▶ _Exercise instructions_:
Every record must be repeated exactly, with no omission.

▶ _Data under study_:
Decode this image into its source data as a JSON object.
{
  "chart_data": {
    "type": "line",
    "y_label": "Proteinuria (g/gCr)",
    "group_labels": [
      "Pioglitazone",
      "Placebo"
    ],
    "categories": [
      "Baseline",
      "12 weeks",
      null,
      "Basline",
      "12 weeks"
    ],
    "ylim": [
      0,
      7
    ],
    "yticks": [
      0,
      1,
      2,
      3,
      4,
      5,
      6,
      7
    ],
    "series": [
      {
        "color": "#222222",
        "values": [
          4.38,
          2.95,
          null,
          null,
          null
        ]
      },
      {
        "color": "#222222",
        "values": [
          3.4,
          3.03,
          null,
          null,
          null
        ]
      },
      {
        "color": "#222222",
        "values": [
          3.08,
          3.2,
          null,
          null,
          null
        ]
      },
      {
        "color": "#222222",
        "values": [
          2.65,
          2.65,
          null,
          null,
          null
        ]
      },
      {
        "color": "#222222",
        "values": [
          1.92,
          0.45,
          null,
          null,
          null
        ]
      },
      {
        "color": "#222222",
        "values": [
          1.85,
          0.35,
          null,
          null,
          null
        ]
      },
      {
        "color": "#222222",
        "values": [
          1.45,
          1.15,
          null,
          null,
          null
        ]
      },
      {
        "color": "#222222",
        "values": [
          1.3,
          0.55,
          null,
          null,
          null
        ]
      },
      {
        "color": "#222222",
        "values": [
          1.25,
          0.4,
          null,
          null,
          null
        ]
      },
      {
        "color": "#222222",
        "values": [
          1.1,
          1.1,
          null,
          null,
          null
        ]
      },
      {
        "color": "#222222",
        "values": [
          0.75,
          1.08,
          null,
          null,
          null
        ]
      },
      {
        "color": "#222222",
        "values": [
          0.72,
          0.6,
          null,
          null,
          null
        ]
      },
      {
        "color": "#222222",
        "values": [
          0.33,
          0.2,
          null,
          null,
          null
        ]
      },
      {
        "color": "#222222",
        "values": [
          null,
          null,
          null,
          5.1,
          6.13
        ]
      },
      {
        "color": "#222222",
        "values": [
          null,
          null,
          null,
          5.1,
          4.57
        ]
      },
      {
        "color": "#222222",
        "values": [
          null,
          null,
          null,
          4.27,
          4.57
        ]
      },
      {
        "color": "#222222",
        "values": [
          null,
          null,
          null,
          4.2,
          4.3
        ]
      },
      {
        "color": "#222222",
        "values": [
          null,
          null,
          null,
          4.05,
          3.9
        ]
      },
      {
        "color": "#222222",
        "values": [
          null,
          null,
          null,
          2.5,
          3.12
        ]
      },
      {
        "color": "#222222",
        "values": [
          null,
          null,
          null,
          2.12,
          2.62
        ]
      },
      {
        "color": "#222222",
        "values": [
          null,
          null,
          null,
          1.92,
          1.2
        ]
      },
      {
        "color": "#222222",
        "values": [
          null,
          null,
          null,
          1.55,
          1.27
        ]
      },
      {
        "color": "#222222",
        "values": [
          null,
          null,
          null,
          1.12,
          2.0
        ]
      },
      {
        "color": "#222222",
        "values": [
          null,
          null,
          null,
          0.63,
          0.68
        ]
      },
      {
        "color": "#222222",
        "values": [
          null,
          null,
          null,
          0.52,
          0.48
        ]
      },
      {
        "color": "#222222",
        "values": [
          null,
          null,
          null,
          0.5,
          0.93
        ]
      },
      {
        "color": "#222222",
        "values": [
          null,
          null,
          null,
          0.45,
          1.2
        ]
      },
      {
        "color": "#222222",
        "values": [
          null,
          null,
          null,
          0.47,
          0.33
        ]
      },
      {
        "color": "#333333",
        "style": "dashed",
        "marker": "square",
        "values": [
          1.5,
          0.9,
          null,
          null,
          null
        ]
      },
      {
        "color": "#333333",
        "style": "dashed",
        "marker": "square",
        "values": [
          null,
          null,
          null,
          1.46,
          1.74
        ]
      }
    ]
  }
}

▶ _Solution to this task_:
Decode this image into its source data as a JSON object.
{
  "chart_data": {
    "type": "line",
    "y_label": "Proteinuria (g/gCr)",
    "group_labels": [
      "Pioglitazone",
      "Placebo"
    ],
    "categories": [
      "Baseline",
      "12 weeks",
      null,
      "Basline",
      "12 weeks"
    ],
    "ylim": [
      0,
      7
    ],
    "yticks": [
      0,
      1,
      2,
      3,
      4,
      5,
      6,
      7
    ],
    "series": [
      {
        "color": "#222222",
        "values": [
          4.38,
          2.95,
          null,
          null,
          null
        ]
      },
      {
        "color": "#222222",
        "values": [
          3.4,
          3.03,
          null,
          null,
          null
        ]
      },
      {
        "color": "#222222",
        "values": [
          3.08,
          3.2,
          null,
          null,
          null
        ]
      },
      {
        "color": "#222222",
        "values": [
          2.65,
          2.65,
          null,
          null,
          null
        ]
      },
      {
        "color": "#222222",
        "values": [
          1.92,
          0.45,
          null,
          null,
          null
        ]
      },
      {
        "color": "#222222",
        "values": [
          1.85,
          0.35,
          null,
          null,
          null
        ]
      },
      {
        "color": "#222222",
        "values": [
          1.45,
          1.15,
          null,
          null,
          null
        ]
      },
      {
        "color": "#222222",
        "values": [
          1.3,
          0.55,
          null,
          null,
          null
        ]
      },
      {
        "color": "#222222",
        "values": [
          1.25,
          0.4,
          null,
          null,
          null
        ]
      },
      {
        "color": "#222222",
        "values": [
          1.1,
          1.1,
          null,
          null,
          null
        ]
      },
      {
        "color": "#222222",
        "values": [
          0.75,
          1.08,
          null,
          null,
          null
        ]
      },
      {
        "color": "#222222",
        "values": [
          0.72,
          0.6,
          null,
          null,
          null
        ]
      },
      {
        "color": "#222222",
        "values": [
          0.33,
          0.2,
          null,
          null,
          null
        ]
      },
      {
        "color": "#222222",
        "values": [
          null,
          null,
          null,
          5.1,
          6.13
        ]
      },
      {
        "color": "#222222",
        "values": [
          null,
          null,
          null,
          5.1,
          4.57
        ]
      },
      {
        "color": "#222222",
        "values": [
          null,
          null,
          null,
          4.27,
          4.57
        ]
      },
      {
        "color": "#222222",
        "values": [
          null,
          null,
          null,
          4.2,
          4.3
        ]
      },
      {
        "color": "#222222",
        "values": [
          null,
          null,
          null,
          4.05,
          3.9
        ]
      },
      {
        "color": "#222222",
        "values": [
          null,
          null,
          null,
          2.5,
          3.12
        ]
      },
      {
        "color": "#222222",
        "values": [
          null,
          null,
          null,
          2.12,
          2.62
        ]
      },
      {
        "color": "#222222",
        "values": [
          null,
          null,
          null,
          1.92,
          1.2
        ]
      },
      {
        "color": "#222222",
        "values": [
          null,
          null,
          null,
          1.55,
          1.27
        ]
      },
      {
        "color": "#222222",
        "values": [
          null,
          null,
          null,
          1.12,
          2.0
        ]
      },
      {
        "color": "#222222",
        "values": [
          null,
          null,
          null,
          0.63,
          0.68
        ]
      },
      {
        "color": "#222222",
        "values": [
          null,
          null,
          null,
          0.52,
          0.48
        ]
      },
      {
        "color": "#222222",
        "values": [
          null,
          null,
          null,
          0.5,
          0.93
        ]
      },
      {
        "color": "#222222",
        "values": [
          null,
          null,
          null,
          0.45,
          1.2
        ]
      },
      {
        "color": "#222222",
        "values": [
          null,
          null,
          null,
          0.47,
          0.33
        ]
      },
      {
        "color": "#333333",
        "style": "dashed",
        "marker": "square",
        "values": [
          1.5,
          0.9,
          null,
          null,
          null
        ]
      },
      {
        "color": "#333333",
        "style": "dashed",
        "marker": "square",
        "values": [
          null,
          null,
          null,
          1.46,
          1.74
        ]
      }
    ]
  }
}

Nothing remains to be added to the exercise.